■ **Goal of the exercise**:
Every line below must be reproduced exactly. Copy them all.

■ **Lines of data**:
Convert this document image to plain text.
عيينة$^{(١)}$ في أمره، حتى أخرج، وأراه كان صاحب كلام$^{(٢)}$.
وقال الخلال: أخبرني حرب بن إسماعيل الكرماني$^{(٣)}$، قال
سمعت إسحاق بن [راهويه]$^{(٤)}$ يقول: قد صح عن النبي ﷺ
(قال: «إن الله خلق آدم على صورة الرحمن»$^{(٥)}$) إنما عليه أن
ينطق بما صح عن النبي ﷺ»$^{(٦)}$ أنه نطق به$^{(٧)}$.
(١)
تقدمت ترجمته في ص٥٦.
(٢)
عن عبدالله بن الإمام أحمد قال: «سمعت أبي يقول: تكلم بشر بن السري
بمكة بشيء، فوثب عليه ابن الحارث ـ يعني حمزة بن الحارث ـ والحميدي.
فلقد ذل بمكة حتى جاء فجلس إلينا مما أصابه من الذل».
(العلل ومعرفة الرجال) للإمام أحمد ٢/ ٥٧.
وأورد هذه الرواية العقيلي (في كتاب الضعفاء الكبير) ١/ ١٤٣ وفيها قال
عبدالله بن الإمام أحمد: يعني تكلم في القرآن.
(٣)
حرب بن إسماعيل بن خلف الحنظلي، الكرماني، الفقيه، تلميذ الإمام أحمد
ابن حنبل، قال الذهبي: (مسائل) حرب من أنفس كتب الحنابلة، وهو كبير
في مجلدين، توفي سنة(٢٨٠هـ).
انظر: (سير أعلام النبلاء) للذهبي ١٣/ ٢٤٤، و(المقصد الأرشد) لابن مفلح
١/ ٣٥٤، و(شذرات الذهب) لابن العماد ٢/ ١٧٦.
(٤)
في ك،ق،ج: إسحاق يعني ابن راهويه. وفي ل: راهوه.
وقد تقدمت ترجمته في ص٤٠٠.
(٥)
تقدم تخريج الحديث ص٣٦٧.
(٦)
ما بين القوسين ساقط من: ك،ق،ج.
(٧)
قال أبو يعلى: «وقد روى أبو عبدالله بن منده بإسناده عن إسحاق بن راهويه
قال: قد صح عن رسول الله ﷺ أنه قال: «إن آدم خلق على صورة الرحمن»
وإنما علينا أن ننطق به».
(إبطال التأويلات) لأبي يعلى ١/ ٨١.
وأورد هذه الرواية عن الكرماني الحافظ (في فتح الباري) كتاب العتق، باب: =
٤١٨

■ **Full answer**:
Convert this document image to plain text.
عيينة$^{(١)}$ في أمره، حتى أخرج، وأراه كان صاحب كلام$^{(٢)}$.
وقال الخلال: أخبرني حرب بن إسماعيل الكرماني$^{(٣)}$، قال
سمعت إسحاق بن [راهويه]$^{(٤)}$ يقول: قد صح عن النبي ﷺ
(قال: «إن الله خلق آدم على صورة الرحمن»$^{(٥)}$) إنما عليه أن
ينطق بما صح عن النبي ﷺ»$^{(٦)}$ أنه نطق به$^{(٧)}$.
(١)
تقدمت ترجمته في ص٥٦.
(٢)
عن عبدالله بن الإمام أحمد قال: «سمعت أبي يقول: تكلم بشر بن السري
بمكة بشيء، فوثب عليه ابن الحارث ـ يعني حمزة بن الحارث ـ والحميدي.
فلقد ذل بمكة حتى جاء فجلس إلينا مما أصابه من الذل».
(العلل ومعرفة الرجال) للإمام أحمد ٢/ ٥٧.
وأورد هذه الرواية العقيلي (في كتاب الضعفاء الكبير) ١/ ١٤٣ وفيها قال
عبدالله بن الإمام أحمد: يعني تكلم في القرآن.
(٣)
حرب بن إسماعيل بن خلف الحنظلي، الكرماني، الفقيه، تلميذ الإمام أحمد
ابن حنبل، قال الذهبي: (مسائل) حرب من أنفس كتب الحنابلة، وهو كبير
في مجلدين، توفي سنة(٢٨٠هـ).
انظر: (سير أعلام النبلاء) للذهبي ١٣/ ٢٤٤، و(المقصد الأرشد) لابن مفلح
١/ ٣٥٤، و(شذرات الذهب) لابن العماد ٢/ ١٧٦.
(٤)
في ك،ق،ج: إسحاق يعني ابن راهويه. وفي ل: راهوه.
وقد تقدمت ترجمته في ص٤٠٠.
(٥)
تقدم تخريج الحديث ص٣٦٧.
(٦)
ما بين القوسين ساقط من: ك،ق،ج.
(٧)
قال أبو يعلى: «وقد روى أبو عبدالله بن منده بإسناده عن إسحاق بن راهويه
قال: قد صح عن رسول الله ﷺ أنه قال: «إن آدم خلق على صورة الرحمن»
وإنما علينا أن ننطق به».
(إبطال التأويلات) لأبي يعلى ١/ ٨١.
وأورد هذه الرواية عن الكرماني الحافظ (في فتح الباري) كتاب العتق، باب: =
٤١٨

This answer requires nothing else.